THE RECORDS
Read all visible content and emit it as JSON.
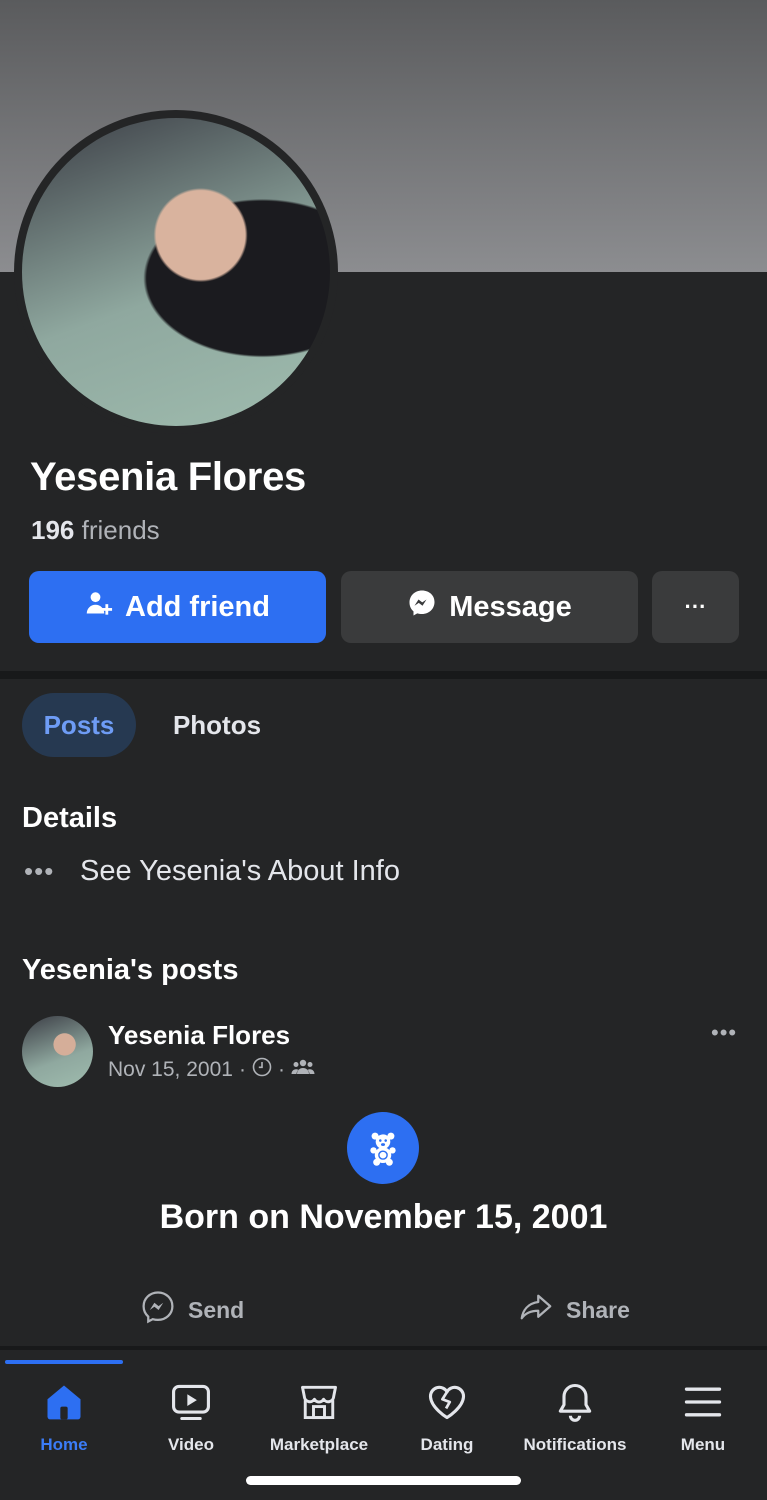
{
  "profile": {
    "name": "Yesenia Flores",
    "friends_count": "196",
    "friends_label": "friends"
  },
  "actions": {
    "add_friend": "Add friend",
    "message": "Message",
    "more": "···"
  },
  "tabs": [
    {
      "label": "Posts",
      "active": true
    },
    {
      "label": "Photos",
      "active": false
    }
  ],
  "details": {
    "heading": "Details",
    "about_dots": "•••",
    "about_link": "See Yesenia's About Info"
  },
  "posts": {
    "heading": "Yesenia's posts",
    "author": "Yesenia Flores",
    "date": "Nov 15, 2001",
    "separator": "·",
    "more": "•••",
    "life_event_icon": "teddy-bear-icon",
    "life_event_text": "Born on November 15, 2001",
    "send_label": "Send",
    "share_label": "Share"
  },
  "bottom_nav": [
    {
      "label": "Home",
      "icon": "home-icon",
      "active": true
    },
    {
      "label": "Video",
      "icon": "video-icon",
      "active": false
    },
    {
      "label": "Marketplace",
      "icon": "marketplace-icon",
      "active": false
    },
    {
      "label": "Dating",
      "icon": "dating-icon",
      "active": false
    },
    {
      "label": "Notifications",
      "icon": "bell-icon",
      "active": false
    },
    {
      "label": "Menu",
      "icon": "menu-icon",
      "active": false
    }
  ],
  "colors": {
    "background": "#242526",
    "accent": "#2d6ff2",
    "secondary_button": "#3a3b3c",
    "muted_text": "#b0b3b8"
  }
}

EXERCISE TASK
Take each line of the material that contains the word "heading" and list it.

RESPONSE
    "heading": "Details",
    "heading": "Yesenia's posts",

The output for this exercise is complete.